[start EXCERPTED RECORDS]

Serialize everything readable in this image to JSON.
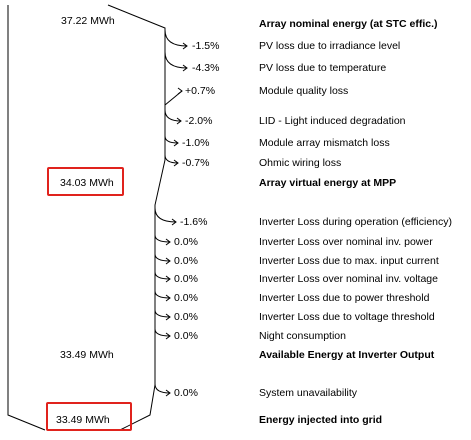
{
  "colors": {
    "highlight": "#e0231d",
    "line": "#000000"
  },
  "energy_flow": {
    "start": {
      "value": "37.22 MWh",
      "label": "Array nominal energy (at STC effic.)"
    },
    "array_losses": [
      {
        "pct": "-1.5%",
        "label": "PV loss due to irradiance level"
      },
      {
        "pct": "-4.3%",
        "label": "PV loss due to temperature"
      },
      {
        "pct": "+0.7%",
        "label": "Module quality loss"
      },
      {
        "pct": "-2.0%",
        "label": "LID - Light induced degradation"
      },
      {
        "pct": "-1.0%",
        "label": "Module array mismatch loss"
      },
      {
        "pct": "-0.7%",
        "label": "Ohmic wiring loss"
      }
    ],
    "mpp": {
      "value": "34.03 MWh",
      "label": "Array virtual energy at MPP"
    },
    "inverter_losses": [
      {
        "pct": "-1.6%",
        "label": "Inverter Loss during operation (efficiency)"
      },
      {
        "pct": "0.0%",
        "label": "Inverter Loss over nominal inv. power"
      },
      {
        "pct": "0.0%",
        "label": "Inverter Loss due to max. input current"
      },
      {
        "pct": "0.0%",
        "label": "Inverter Loss over nominal inv. voltage"
      },
      {
        "pct": "0.0%",
        "label": "Inverter Loss due to power threshold"
      },
      {
        "pct": "0.0%",
        "label": "Inverter Loss due to voltage threshold"
      },
      {
        "pct": "0.0%",
        "label": "Night consumption"
      }
    ],
    "inverter_output": {
      "value": "33.49 MWh",
      "label": "Available Energy at Inverter Output"
    },
    "system_losses": [
      {
        "pct": "0.0%",
        "label": "System unavailability"
      }
    ],
    "grid": {
      "value": "33.49 MWh",
      "label": "Energy injected into grid"
    }
  }
}
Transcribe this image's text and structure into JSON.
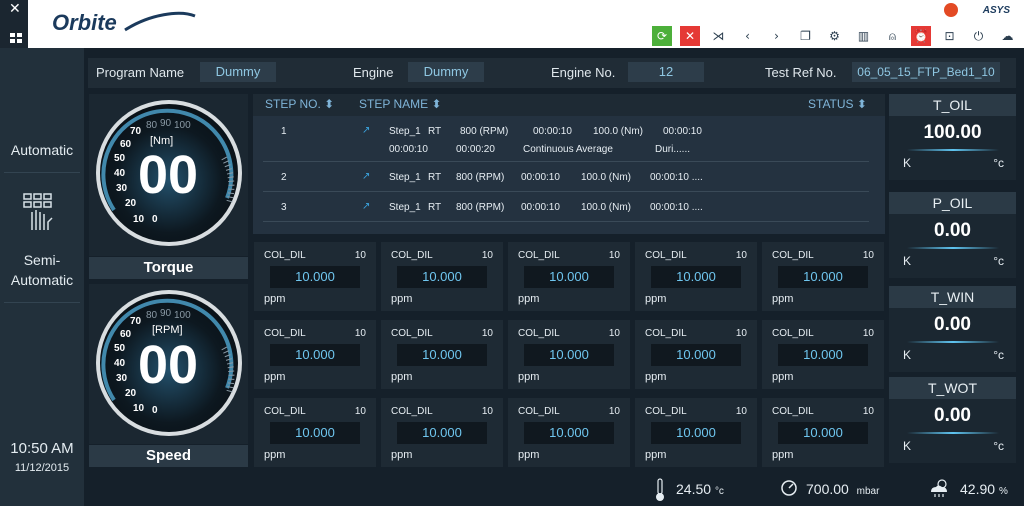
{
  "window": {
    "close_glyph": "✕"
  },
  "logo": {
    "text": "Orbite",
    "brand": "ASYS"
  },
  "toolbar": {
    "icons": [
      "refresh-icon",
      "stop-icon",
      "arrows-in-icon",
      "prev-icon",
      "next-icon",
      "windows-icon",
      "settings-icon",
      "columns-icon",
      "user-icon",
      "alarm-icon",
      "lock-icon",
      "power-icon",
      "cloud-icon"
    ],
    "glyphs": [
      "⟳",
      "✕",
      "⋊",
      "‹",
      "›",
      "❐",
      "⚙",
      "▥",
      "⍝",
      "⏰",
      "⊡",
      "⏻",
      "☁"
    ]
  },
  "sidebar": {
    "mode_auto": "Automatic",
    "mode_semi_1": "Semi-",
    "mode_semi_2": "Automatic",
    "time": "10:50 AM",
    "date": "11/12/2015"
  },
  "header": {
    "program_label": "Program Name",
    "program_value": "Dummy",
    "engine_label": "Engine",
    "engine_value": "Dummy",
    "engine_no_label": "Engine No.",
    "engine_no_value": "12",
    "test_ref_label": "Test Ref No.",
    "test_ref_value": "06_05_15_FTP_Bed1_10"
  },
  "gauges": {
    "torque": {
      "label": "Torque",
      "unit": "[Nm]",
      "value": "00",
      "ticks": [
        "10",
        "20",
        "30",
        "40",
        "50",
        "60",
        "70",
        "80",
        "90",
        "100"
      ],
      "zero": "0"
    },
    "speed": {
      "label": "Speed",
      "unit": "[RPM]",
      "value": "00",
      "ticks": [
        "10",
        "20",
        "30",
        "40",
        "50",
        "60",
        "70",
        "80",
        "90",
        "100"
      ],
      "zero": "0"
    }
  },
  "steps": {
    "headers": {
      "no": "STEP NO.",
      "name": "STEP NAME",
      "status": "STATUS",
      "sort": "⬍"
    },
    "rows": [
      {
        "no": "1",
        "line1": [
          "Step_1",
          "RT",
          "800 (RPM)",
          "00:00:10",
          "100.0 (Nm)",
          "00:00:10"
        ],
        "line2": [
          "00:00:10",
          "00:00:20",
          "Continuous Average",
          "Duri......"
        ]
      },
      {
        "no": "2",
        "line1": [
          "Step_1",
          "RT",
          "800 (RPM)",
          "00:00:10",
          "100.0 (Nm)",
          "00:00:10 ...."
        ]
      },
      {
        "no": "3",
        "line1": [
          "Step_1",
          "RT",
          "800 (RPM)",
          "00:00:10",
          "100.0 (Nm)",
          "00:00:10 ...."
        ]
      }
    ]
  },
  "tiles": [
    {
      "name": "COL_DIL",
      "count": "10",
      "value": "10.000",
      "unit": "ppm"
    },
    {
      "name": "COL_DIL",
      "count": "10",
      "value": "10.000",
      "unit": "ppm"
    },
    {
      "name": "COL_DIL",
      "count": "10",
      "value": "10.000",
      "unit": "ppm"
    },
    {
      "name": "COL_DIL",
      "count": "10",
      "value": "10.000",
      "unit": "ppm"
    },
    {
      "name": "COL_DIL",
      "count": "10",
      "value": "10.000",
      "unit": "ppm"
    },
    {
      "name": "COL_DIL",
      "count": "10",
      "value": "10.000",
      "unit": "ppm"
    },
    {
      "name": "COL_DIL",
      "count": "10",
      "value": "10.000",
      "unit": "ppm"
    },
    {
      "name": "COL_DIL",
      "count": "10",
      "value": "10.000",
      "unit": "ppm"
    },
    {
      "name": "COL_DIL",
      "count": "10",
      "value": "10.000",
      "unit": "ppm"
    },
    {
      "name": "COL_DIL",
      "count": "10",
      "value": "10.000",
      "unit": "ppm"
    },
    {
      "name": "COL_DIL",
      "count": "10",
      "value": "10.000",
      "unit": "ppm"
    },
    {
      "name": "COL_DIL",
      "count": "10",
      "value": "10.000",
      "unit": "ppm"
    },
    {
      "name": "COL_DIL",
      "count": "10",
      "value": "10.000",
      "unit": "ppm"
    },
    {
      "name": "COL_DIL",
      "count": "10",
      "value": "10.000",
      "unit": "ppm"
    },
    {
      "name": "COL_DIL",
      "count": "10",
      "value": "10.000",
      "unit": "ppm"
    }
  ],
  "right_panels": [
    {
      "title": "T_OIL",
      "value": "100.00",
      "left_unit": "K",
      "right_unit": "°c"
    },
    {
      "title": "P_OIL",
      "value": "0.00",
      "left_unit": "K",
      "right_unit": "°c"
    },
    {
      "title": "T_WIN",
      "value": "0.00",
      "left_unit": "K",
      "right_unit": "°c"
    },
    {
      "title": "T_WOT",
      "value": "0.00",
      "left_unit": "K",
      "right_unit": "°c"
    }
  ],
  "status": {
    "temp_value": "24.50",
    "temp_unit": "°c",
    "pressure_value": "700.00",
    "pressure_unit": "mbar",
    "humidity_value": "42.90",
    "humidity_unit": "%"
  }
}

[end EXCERPTED RECORDS]

■ PROBLEM TO SOLVE ■
Show the lines where the word "text" appears in the entries.

■ TASK ANSWER ■
Transcribe this image's text and structure into JSON.
    "text": "Orbite",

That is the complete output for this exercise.